◆ MATERIAL FOR THIS TASK ◆
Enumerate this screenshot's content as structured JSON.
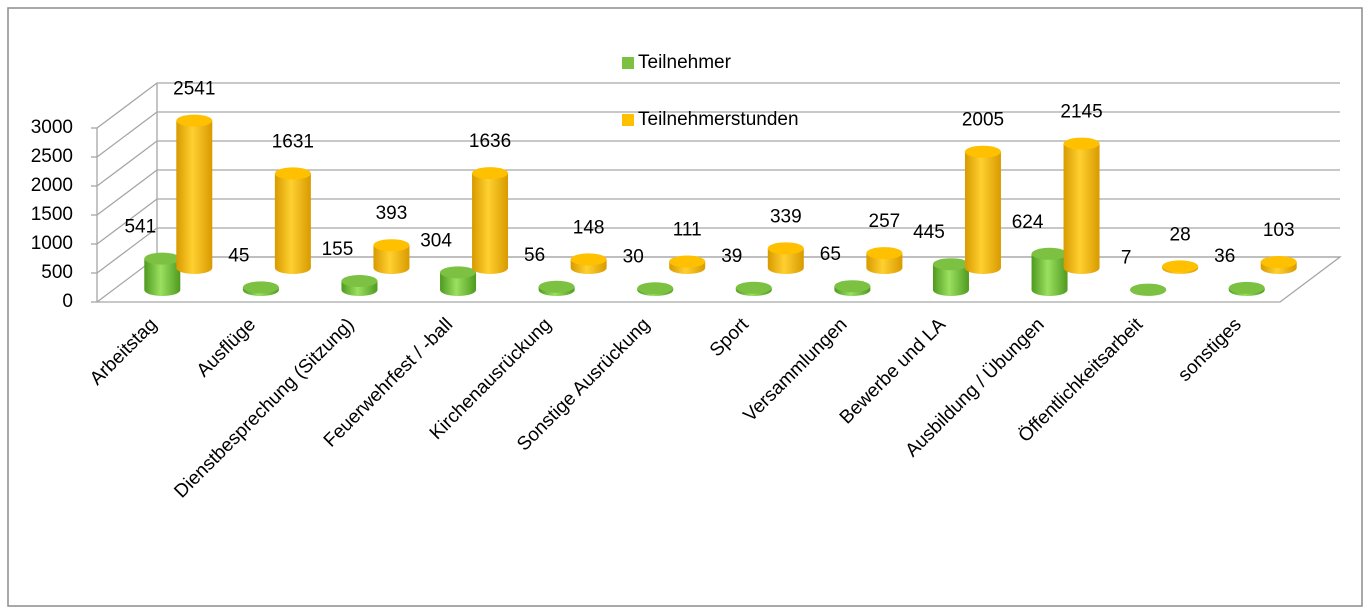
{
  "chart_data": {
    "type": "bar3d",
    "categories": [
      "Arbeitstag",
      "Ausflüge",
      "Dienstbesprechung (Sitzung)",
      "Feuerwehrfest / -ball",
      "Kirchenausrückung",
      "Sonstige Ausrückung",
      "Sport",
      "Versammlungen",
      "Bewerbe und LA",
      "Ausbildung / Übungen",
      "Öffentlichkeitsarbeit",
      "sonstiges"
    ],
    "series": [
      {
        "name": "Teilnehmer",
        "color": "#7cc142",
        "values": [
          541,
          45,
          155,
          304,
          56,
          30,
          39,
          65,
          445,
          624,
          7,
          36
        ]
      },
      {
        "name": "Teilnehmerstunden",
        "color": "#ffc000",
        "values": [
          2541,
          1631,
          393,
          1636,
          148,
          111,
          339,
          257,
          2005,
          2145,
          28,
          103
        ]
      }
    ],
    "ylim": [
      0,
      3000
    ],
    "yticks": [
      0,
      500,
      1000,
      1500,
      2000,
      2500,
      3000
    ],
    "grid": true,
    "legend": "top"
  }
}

◆ WORK TO BE COMPLETED ◆
From the data above, show each line that contains "name".

◆ SOLUTION ◆
        "name": "Teilnehmer",
        "name": "Teilnehmerstunden",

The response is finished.